**EXERCISE PROMPT:** Find the line containing "Enumerate this screenshot's" in the listing below; reproduce it and every line after, exactly. Skip pictures.

=== RECORDS SUPPLIED ===

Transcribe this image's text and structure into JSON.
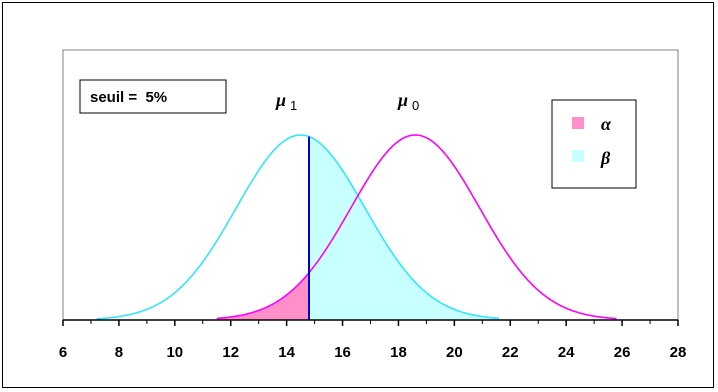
{
  "threshold_box": {
    "label": "seuil =  5%"
  },
  "colors": {
    "alpha_fill": "#ff8fc8",
    "beta_fill": "#c8ffff",
    "h1_curve": "#33e6ff",
    "h0_curve": "#ff00ff",
    "threshold_line": "#0000cc",
    "plot_border": "#808080"
  },
  "chart_data": {
    "type": "area",
    "title": "",
    "xlabel": "",
    "ylabel": "",
    "xlim": [
      6,
      28
    ],
    "ylim": [
      0,
      1.0
    ],
    "x_ticks": [
      "6",
      "8",
      "10",
      "12",
      "14",
      "16",
      "18",
      "20",
      "22",
      "24",
      "26",
      "28"
    ],
    "grid": false,
    "legend_position": "top-right",
    "legend": [
      {
        "name": "α",
        "color": "#ff8fc8"
      },
      {
        "name": "β",
        "color": "#c8ffff"
      }
    ],
    "distributions": [
      {
        "label_symbol": "μ",
        "label_sub": "1",
        "mean": 14.5,
        "sd": 2.3,
        "x_range": [
          7.2,
          21.6
        ],
        "color": "#33e6ff"
      },
      {
        "label_symbol": "μ",
        "label_sub": "0",
        "mean": 18.6,
        "sd": 2.3,
        "x_range": [
          11.5,
          25.8
        ],
        "color": "#ff00ff"
      }
    ],
    "threshold": 14.8
  }
}
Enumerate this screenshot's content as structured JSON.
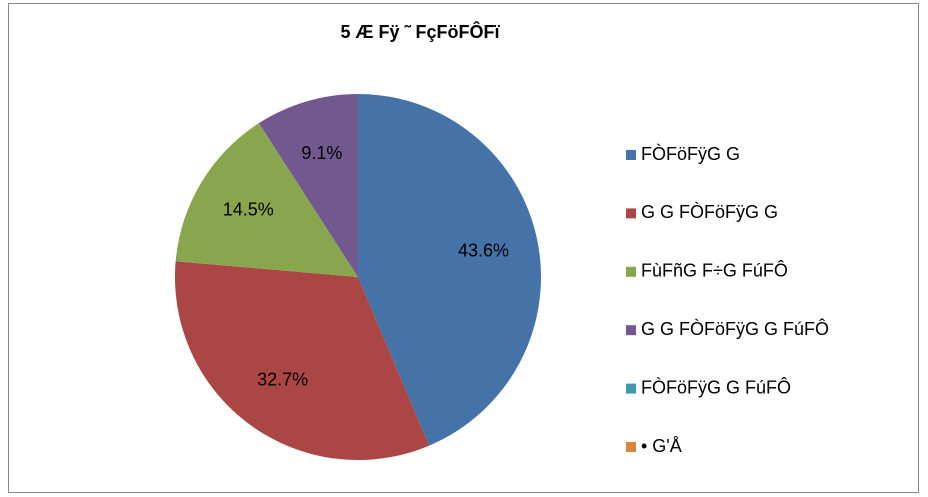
{
  "chart_data": {
    "type": "pie",
    "title": "5  Æ  Fÿ ˜  FçFöFÔFï",
    "categories": [
      "FÒFöFÿG G",
      "G G FÒFöFÿG G",
      "FùFñG F÷G FúFÔ",
      "G G FÒFöFÿG G FúFÔ",
      "FÒFöFÿG G FúFÔ",
      "• G'Å"
    ],
    "values": [
      43.6,
      32.7,
      14.5,
      9.1,
      0,
      0
    ],
    "value_labels": [
      "43.6%",
      "32.7%",
      "14.5%",
      "9.1%",
      null,
      null
    ],
    "colors": [
      "#4572a7",
      "#aa4643",
      "#89a54e",
      "#71588f",
      "#4198af",
      "#db843d"
    ],
    "legend": "right"
  }
}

===

**SOLUTION BELOW:**
Enumerate this screenshot's content as structured JSON.
{
  "chart_data": {
    "type": "pie",
    "title": "5  Æ  Fÿ ˜  FçFöFÔFï",
    "categories": [
      "FÒFöFÿG G",
      "G G FÒFöFÿG G",
      "FùFñG F÷G FúFÔ",
      "G G FÒFöFÿG G FúFÔ",
      "FÒFöFÿG G FúFÔ",
      "• G'Å"
    ],
    "values": [
      43.6,
      32.7,
      14.5,
      9.1,
      0,
      0
    ],
    "value_labels": [
      "43.6%",
      "32.7%",
      "14.5%",
      "9.1%",
      null,
      null
    ],
    "colors": [
      "#4572a7",
      "#aa4643",
      "#89a54e",
      "#71588f",
      "#4198af",
      "#db843d"
    ],
    "legend": "right"
  }
}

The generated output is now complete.